WRITTEN TASK →
Please repeat every line of the listing from the one holding "x2-tick-label: 16.0 [168, 32, 188, 44]" to the one holding "point [124, 152, 128, 157]", both lines included.
### DATA PROVIDED ###
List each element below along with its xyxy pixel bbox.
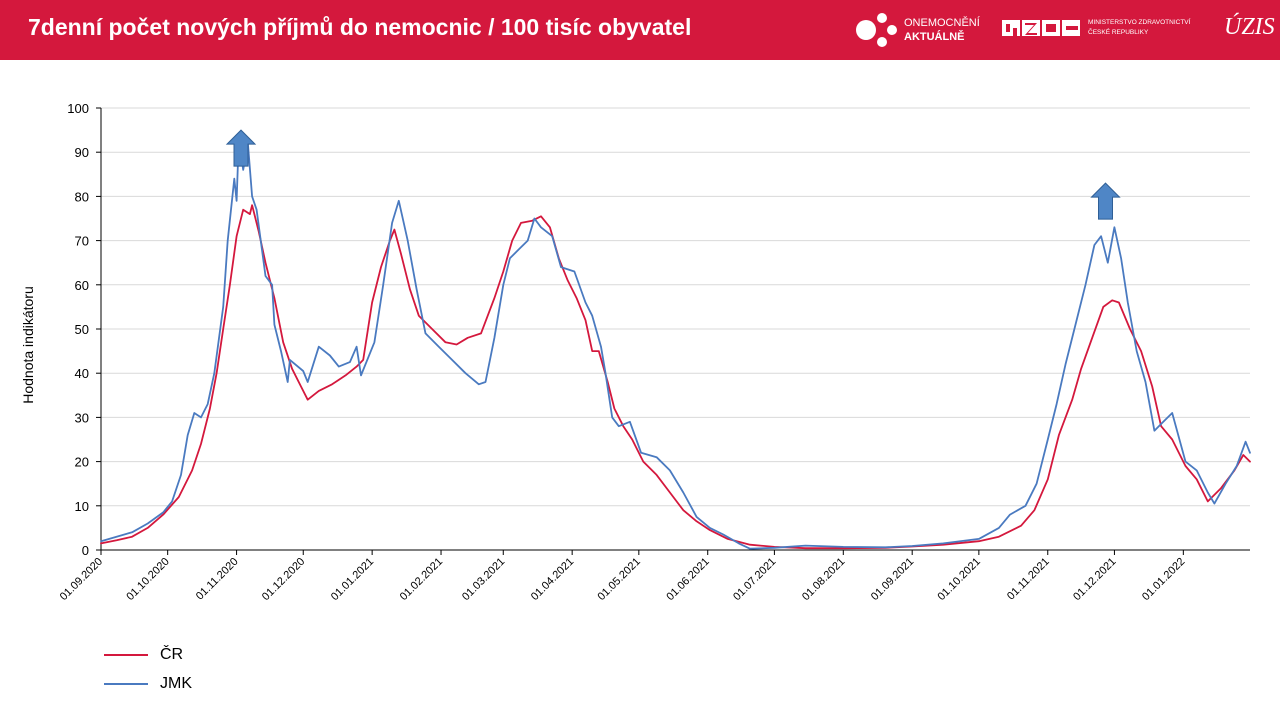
logo-mz-line2: ČESKÉ REPUBLIKY xyxy=(1088,29,1149,36)
x-tick-label: 01.04.2021 xyxy=(529,556,576,603)
legend-swatch-jmk xyxy=(104,683,148,685)
y-tick-label: 90 xyxy=(75,145,89,160)
y-tick-label: 20 xyxy=(75,455,89,470)
dots-logo-icon xyxy=(856,13,897,47)
x-tick-label: 01.07.2021 xyxy=(731,556,778,603)
x-tick-label: 01.02.2021 xyxy=(398,556,445,603)
x-tick-label: 01.08.2021 xyxy=(800,556,847,603)
x-tick-label: 01.10.2020 xyxy=(124,556,171,603)
y-tick-label: 60 xyxy=(75,278,89,293)
line-chart: 0 10 20 30 40 50 60 70 80 90 100 01.09.2020 01.10.2… xyxy=(20,101,1251,603)
y-tick-labels: 0 10 20 30 40 50 60 70 80 90 100 xyxy=(67,101,101,558)
legend-label-cr: ČR xyxy=(160,646,184,663)
series-lines xyxy=(100,138,1251,550)
logo-mz-line1: MINISTERSTVO ZDRAVOTNICTVÍ xyxy=(1088,19,1191,26)
x-tick-label: 01.11.2021 xyxy=(1005,556,1052,603)
y-tick-label: 80 xyxy=(75,189,89,204)
x-tick-label: 01.12.2020 xyxy=(260,556,307,603)
y-tick-label: 100 xyxy=(67,101,89,116)
onemocneni-aktualne-logo: ONEMOCNĚNÍ AKTUÁLNĚ xyxy=(852,8,992,52)
y-tick-label: 70 xyxy=(75,234,89,249)
series-line-cr xyxy=(100,204,1251,550)
x-tick-label: 01.05.2021 xyxy=(596,556,643,603)
up-arrow-icon xyxy=(1090,182,1121,220)
legend-swatch-cr xyxy=(104,654,148,656)
grid-lines xyxy=(101,107,1250,507)
y-tick-label: 10 xyxy=(75,499,89,514)
logo-oa-line1: ONEMOCNĚNÍ xyxy=(904,17,980,29)
y-axis-label: Hodnota indikátoru xyxy=(20,286,36,404)
y-tick-label: 0 xyxy=(82,543,89,558)
annotations xyxy=(225,129,1121,220)
x-tick-labels: 01.09.2020 01.10.2020 01.11.2020 01.12.2020… xyxy=(58,550,1187,603)
ministry-logo: MINISTERSTVO ZDRAVOTNICTVÍ ČESKÉ REPUBLI… xyxy=(1000,8,1215,52)
x-tick-label: 01.01.2022 xyxy=(1140,556,1187,603)
x-tick-label: 01.10.2021 xyxy=(936,556,983,603)
uzis-logo: ÚZIS xyxy=(1224,8,1275,52)
x-tick-label: 01.12.2021 xyxy=(1071,556,1118,603)
logo-oa-line2: AKTUÁLNĚ xyxy=(904,31,965,43)
legend-item-jmk: JMK xyxy=(100,673,260,695)
header-bar: 7denní počet nových příjmů do nemocnic /… xyxy=(0,0,1280,60)
x-tick-label: 01.11.2020 xyxy=(194,556,241,603)
x-tick-label: 01.09.2021 xyxy=(869,556,916,603)
page-title: 7denní počet nových příjmů do nemocnic /… xyxy=(28,14,692,40)
mzcr-wordmark-icon xyxy=(1002,20,1080,36)
x-tick-label: 01.06.2021 xyxy=(664,556,711,603)
legend-label-jmk: JMK xyxy=(160,675,192,692)
uzis-logo-text: ÚZIS xyxy=(1224,14,1275,40)
up-arrow-icon xyxy=(225,129,257,167)
legend-item-cr: ČR xyxy=(100,644,260,666)
x-tick-label: 01.03.2021 xyxy=(460,556,507,603)
y-tick-label: 30 xyxy=(75,410,89,425)
y-tick-label: 40 xyxy=(75,366,89,381)
x-tick-label: 01.01.2021 xyxy=(329,556,376,603)
y-tick-label: 50 xyxy=(75,322,89,337)
x-tick-label: 01.09.2020 xyxy=(58,556,105,603)
series-line-jmk xyxy=(100,138,1251,550)
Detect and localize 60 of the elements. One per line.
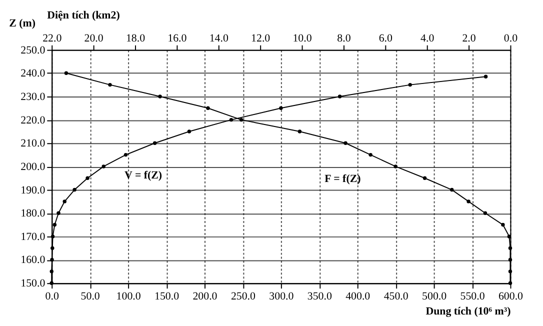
x2-tick-label: 16.0 [168, 32, 188, 44]
point [50, 281, 54, 285]
point [338, 94, 342, 98]
x2-tick-label: 8.0 [337, 32, 352, 44]
x2-tick-label: 4.0 [420, 32, 435, 44]
x-tick-label: 50.0 [80, 290, 100, 302]
x-tick-label: 250.0 [230, 290, 256, 302]
y-tick-label: 250.0 [20, 44, 46, 56]
x-tick-label: 600.0 [498, 290, 524, 302]
x-tick-label: 150.0 [154, 290, 180, 302]
x-tick-label: 300.0 [269, 290, 294, 302]
x-tick-label: 500.0 [422, 290, 448, 302]
x-tick-label: 450.0 [384, 290, 409, 302]
x2-tick-label: 12.0 [251, 32, 271, 44]
x2-axis-title: Diện tích (km2) [47, 10, 120, 22]
point [124, 152, 128, 157]
x-tick-label: 100.0 [116, 290, 142, 302]
point [62, 200, 66, 204]
point [102, 164, 106, 168]
y-tick-label: 240.0 [20, 68, 46, 80]
point [50, 234, 55, 238]
x2-tick-label: 0.0 [504, 32, 518, 44]
x-axis-title: Dung tích (10⁶ m³) [426, 305, 512, 318]
point [86, 176, 90, 180]
x2-tick-label: 2.0 [462, 32, 476, 44]
y-tick-label: 220.0 [20, 114, 46, 126]
point [50, 246, 54, 250]
y-tick-label: 170.0 [20, 230, 46, 243]
point [52, 222, 57, 227]
annotation: F = f(Z) [324, 172, 362, 185]
point [50, 270, 54, 274]
x-tick-label: 350.0 [307, 290, 332, 302]
y-tick-label: 190.0 [20, 184, 46, 196]
x-tick-label: 550.0 [460, 290, 486, 302]
y-tick-label: 230.0 [20, 90, 46, 103]
point [408, 82, 412, 87]
y-tick-label: 210.0 [20, 138, 46, 150]
x2-tick-label: 10.0 [292, 32, 312, 44]
x-tick-label: 200.0 [192, 290, 218, 302]
y-tick-label: 160.0 [20, 254, 46, 266]
x2-tick-label: 14.0 [209, 32, 229, 44]
x2-tick-label: 20.0 [84, 32, 104, 44]
x2-tick-label: 22.0 [42, 32, 62, 44]
point [50, 258, 54, 262]
point [187, 130, 192, 134]
x2-tick-label: 6.0 [378, 32, 394, 44]
x-tick-label: 400.0 [346, 290, 371, 302]
y-tick-label: 180.0 [20, 208, 46, 220]
y-tick-label: 200.0 [20, 160, 46, 173]
point [72, 188, 76, 192]
point [484, 74, 488, 78]
y-tick-label: 150.0 [20, 278, 46, 290]
point [56, 211, 60, 215]
y-axis-title: Z (m) [9, 17, 36, 30]
x-tick-label: 0.0 [45, 290, 60, 302]
point [152, 141, 157, 145]
point [279, 106, 283, 110]
x2-tick-label: 18.0 [126, 32, 146, 44]
point [229, 118, 234, 122]
annotation: V = f(Z) [124, 170, 162, 182]
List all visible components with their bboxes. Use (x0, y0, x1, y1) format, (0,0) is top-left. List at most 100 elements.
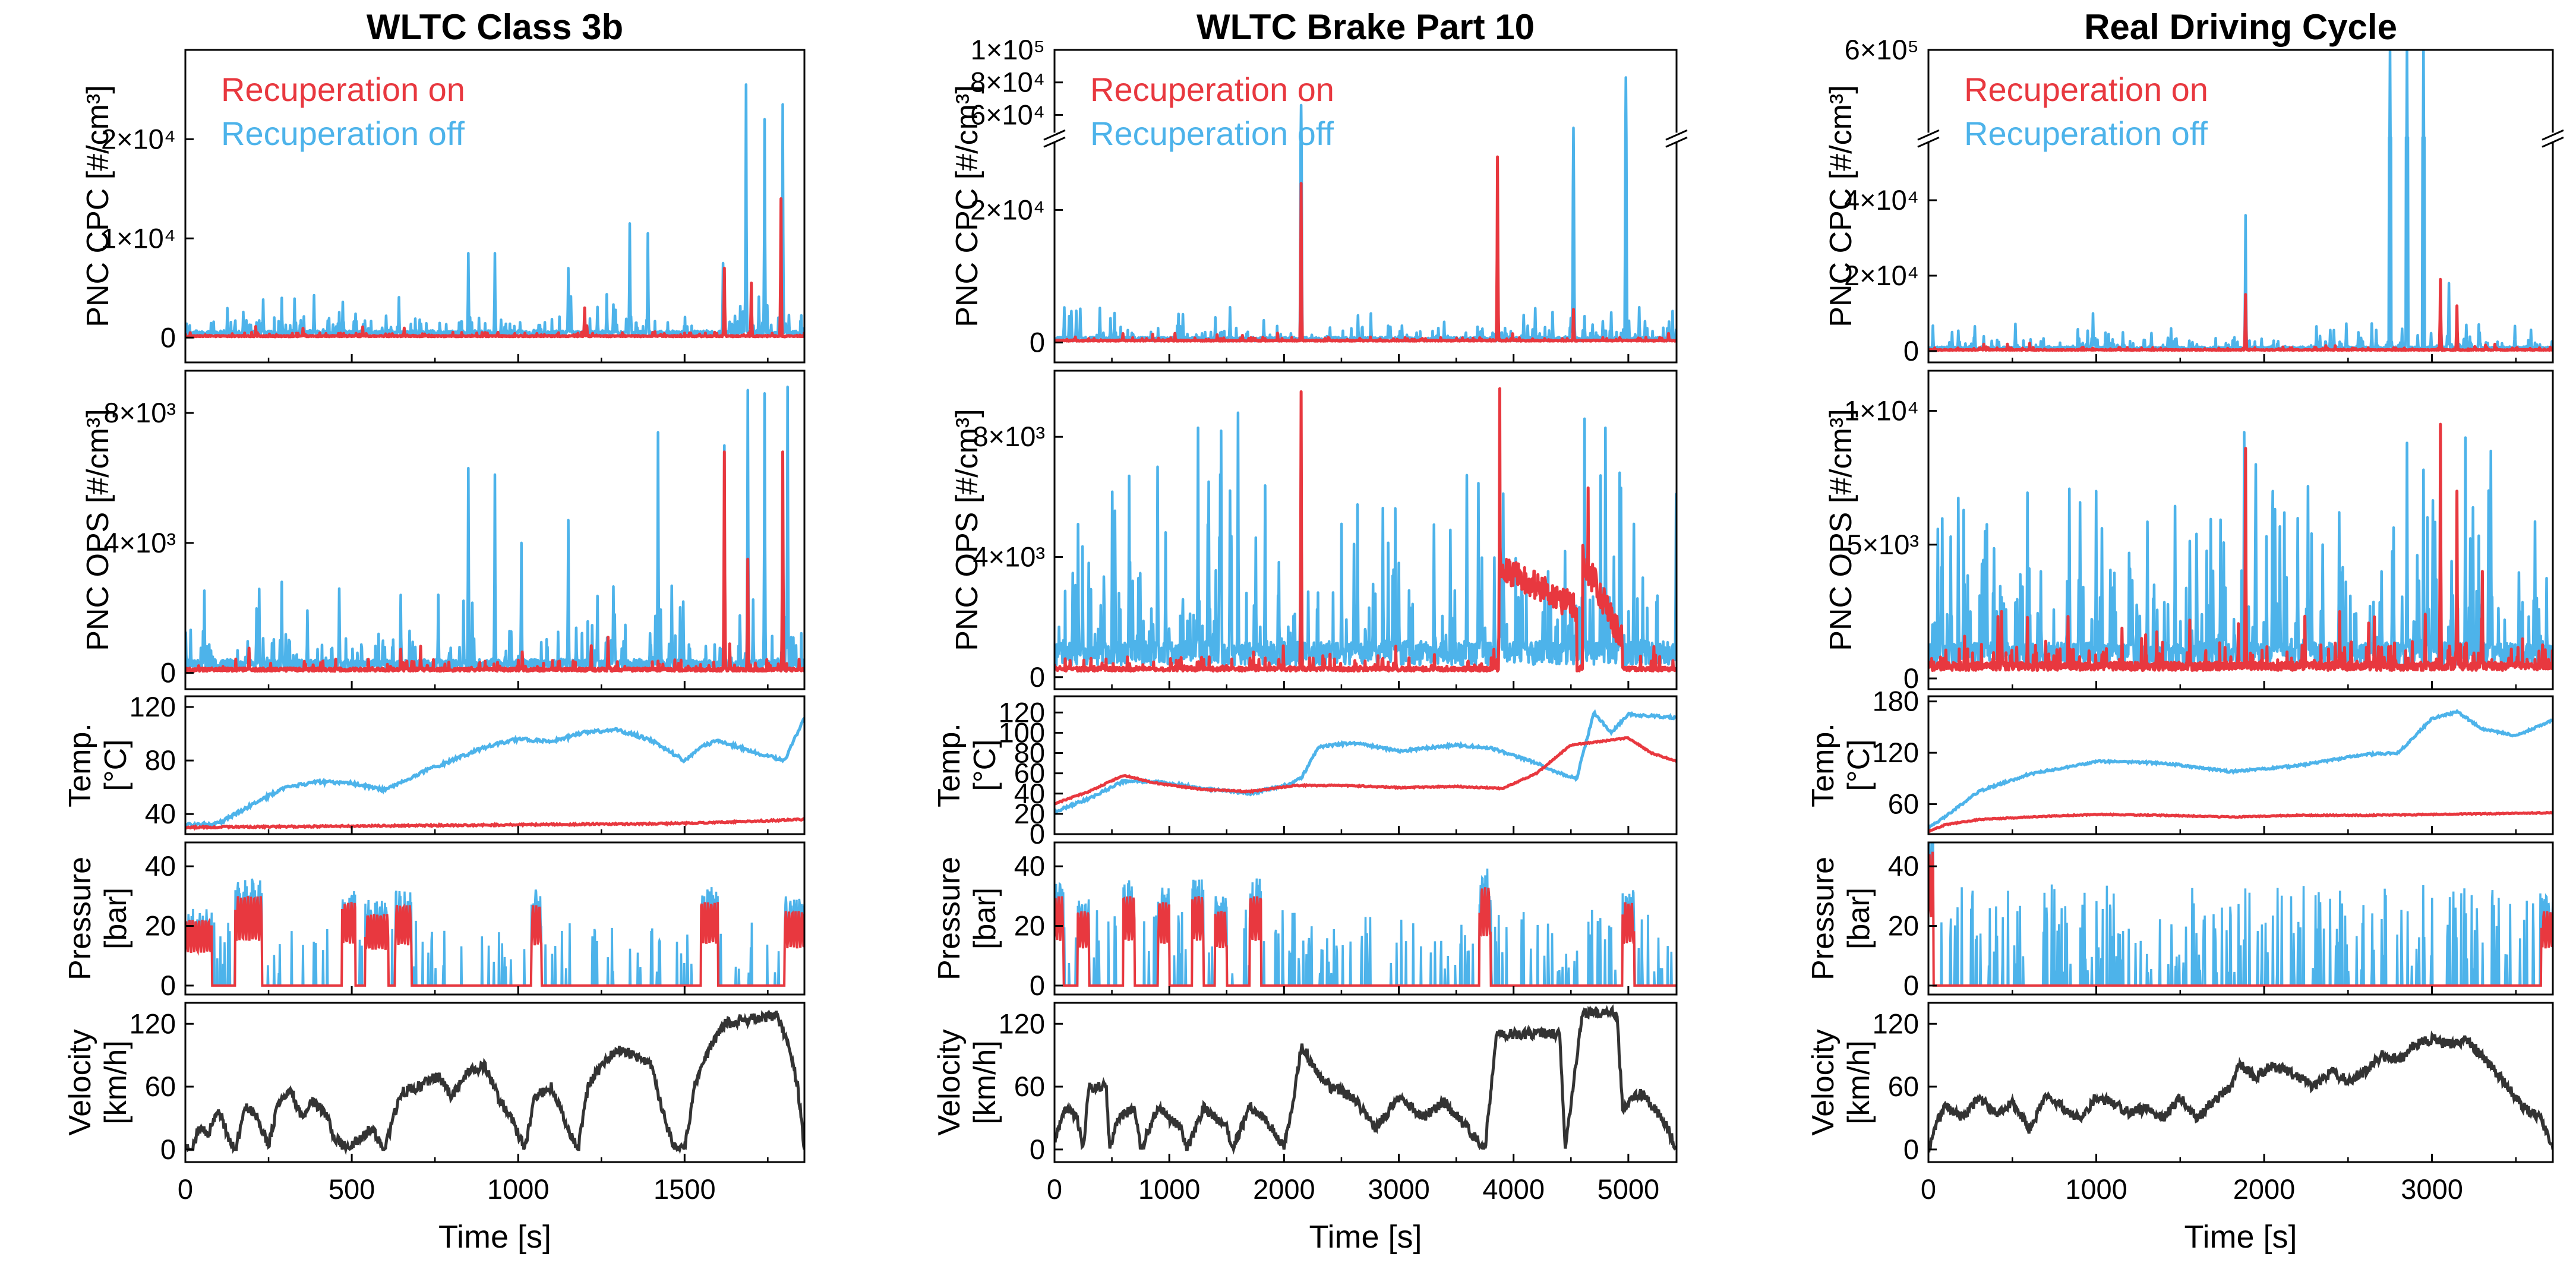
y-axis-label: [°C] (1842, 739, 1876, 791)
x-tick-label: 500 (329, 1173, 375, 1205)
y-axis-label: Temp. (1806, 723, 1841, 807)
plot-area-temp (1055, 709, 1677, 814)
plot-area-temp (185, 717, 804, 831)
series-recuperation-on-cpc (1055, 155, 1677, 343)
y-tick-label: 60 (1888, 788, 1919, 820)
y-tick-label: 4×10³ (103, 527, 176, 558)
legend: Recuperation on Recuperation off (1964, 71, 2208, 152)
y-tick-label: 120 (130, 691, 176, 722)
chart-column: Real Driving Cycle 0 2×10⁴ 4×10⁴ 6×10⁵ PNC CP… (1806, 7, 2564, 1255)
y-axis-label: PNC CPC [#/cm³] (950, 85, 984, 327)
y-tick-label: 120 (130, 1008, 176, 1039)
axis-break-mark (1665, 129, 1688, 141)
y-axis-label: PNC OPS [#/cm³] (950, 409, 984, 651)
plot-area-cpc (1928, 50, 2553, 352)
y-tick-label: 6×10⁵ (1845, 34, 1919, 65)
y-tick-label: 8×10³ (103, 397, 176, 428)
y-axis-label: Pressure (1806, 857, 1841, 980)
axis-break-mark (1043, 129, 1066, 141)
y-tick-label: 0 (160, 321, 176, 353)
chart-title: Real Driving Cycle (2084, 7, 2397, 47)
y-tick-label: 0 (160, 970, 176, 1001)
y-tick-label: 120 (1873, 1008, 1919, 1039)
y-tick-label: 0 (1903, 335, 1919, 367)
y-tick-label: 8×10⁴ (970, 67, 1045, 98)
series-recuperation-off-temp (1928, 709, 2553, 830)
series-recuperation-off-pressure (1928, 842, 2553, 987)
series-recuperation-off-ops (185, 386, 804, 671)
series-recuperation-off-temp (1055, 709, 1677, 814)
axes-frame-ops (1927, 370, 2554, 690)
y-tick-label: 40 (1888, 850, 1919, 882)
y-axis-label: [°C] (968, 739, 1002, 791)
series-recuperation-on-ops (185, 450, 804, 673)
y-axis-label: [km/h] (1842, 1040, 1876, 1125)
axis-break-gap (2550, 132, 2555, 143)
plot-area-ops (1928, 422, 2553, 672)
y-axis-label: [bar] (99, 888, 133, 949)
plot-area-cpc (1055, 76, 1677, 343)
axes-frame-cpc (1053, 49, 1678, 364)
plot-area-pressure (185, 878, 804, 987)
legend-recuperation-off: Recuperation off (1090, 115, 1334, 152)
y-tick-label: 5×10³ (1846, 529, 1919, 560)
y-axis-label: Pressure (63, 857, 97, 980)
series-recuperation-on-pressure (1055, 887, 1677, 987)
y-tick-label: 0 (1903, 1134, 1919, 1165)
axis-break-mark (2542, 129, 2564, 141)
series-recuperation-on-cpc (1928, 277, 2553, 352)
y-axis-label: PNC OPS [#/cm³] (81, 409, 115, 651)
y-axis-label: PNC CPC [#/cm³] (1824, 85, 1858, 327)
axes-frame-cpc (184, 49, 806, 364)
series-recuperation-on-ops (1928, 422, 2553, 672)
axis-break-gap (1674, 132, 1679, 143)
y-axis-label: Pressure (932, 857, 967, 980)
x-tick-label: 1500 (654, 1173, 716, 1205)
x-axis-label: Time [s] (1309, 1219, 1422, 1255)
legend-recuperation-on: Recuperation on (221, 71, 465, 108)
y-tick-label: 60 (1014, 1071, 1045, 1102)
x-tick-label: 1000 (1138, 1173, 1201, 1205)
y-tick-label: 40 (145, 798, 176, 829)
axes-frame-cpc (1927, 49, 2554, 364)
y-tick-label: 60 (1014, 757, 1045, 789)
legend-recuperation-on: Recuperation on (1090, 71, 1334, 108)
y-tick-label: 40 (1014, 778, 1045, 809)
y-tick-label: 0 (160, 657, 176, 689)
y-tick-label: 80 (145, 744, 176, 776)
y-axis-label: Temp. (932, 723, 967, 807)
series-recuperation-on-cpc (185, 197, 804, 339)
y-tick-label: 20 (1014, 798, 1045, 829)
series-recuperation-off-pressure (1055, 868, 1677, 987)
series-velocity (185, 1009, 804, 1156)
y-tick-label: 2×10⁴ (101, 123, 176, 154)
axis-break-mark (2542, 136, 2564, 148)
y-tick-label: 6×10⁴ (970, 99, 1045, 130)
y-tick-label: 120 (999, 1008, 1045, 1039)
axes-frame-pressure (1053, 841, 1678, 996)
x-tick-label: 1000 (2065, 1173, 2127, 1205)
legend-recuperation-off: Recuperation off (221, 115, 465, 152)
y-tick-label: 0 (160, 1134, 176, 1165)
y-tick-label: 0 (1030, 1134, 1045, 1165)
y-tick-label: 80 (1014, 737, 1045, 769)
axis-break-mark (1917, 129, 1940, 141)
plot-area-velocity (1055, 1004, 1677, 1155)
x-tick-label: 3000 (1368, 1173, 1430, 1205)
y-tick-label: 0 (1030, 818, 1045, 850)
y-tick-label: 0 (1903, 662, 1919, 694)
y-tick-label: 0 (1030, 970, 1045, 1001)
axis-break-mark (1043, 136, 1066, 148)
y-tick-label: 1×10⁴ (1844, 395, 1919, 427)
axes-frame-velocity (1927, 1002, 2554, 1163)
y-tick-label: 60 (1888, 1071, 1919, 1102)
series-recuperation-on-temp (1928, 810, 2553, 834)
plot-area-cpc (185, 83, 804, 339)
y-tick-label: 1×10⁵ (971, 34, 1045, 65)
series-recuperation-off-ops (1928, 425, 2553, 667)
y-tick-label: 4×10⁴ (1844, 184, 1919, 216)
x-tick-label: 3000 (2401, 1173, 2463, 1205)
plot-area-temp (1928, 709, 2553, 834)
chart-title: WLTC Brake Part 10 (1197, 7, 1535, 47)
###
FULL RESPONSE →
x2-tick-label: 16.0 [168, 32, 188, 44]
point [50, 281, 54, 285]
point [338, 94, 342, 98]
x2-tick-label: 8.0 [337, 32, 352, 44]
x2-tick-label: 4.0 [420, 32, 435, 44]
x-tick-label: 50.0 [80, 290, 100, 302]
x-tick-label: 250.0 [230, 290, 256, 302]
y-tick-label: 250.0 [20, 44, 46, 56]
x-tick-label: 600.0 [498, 290, 524, 302]
x-tick-label: 150.0 [154, 290, 180, 302]
x-tick-label: 300.0 [269, 290, 294, 302]
x-tick-label: 500.0 [422, 290, 448, 302]
x-tick-label: 450.0 [384, 290, 409, 302]
x2-tick-label: 12.0 [251, 32, 271, 44]
x2-axis-title: Diện tích (km2) [47, 10, 120, 22]
point [124, 152, 128, 157]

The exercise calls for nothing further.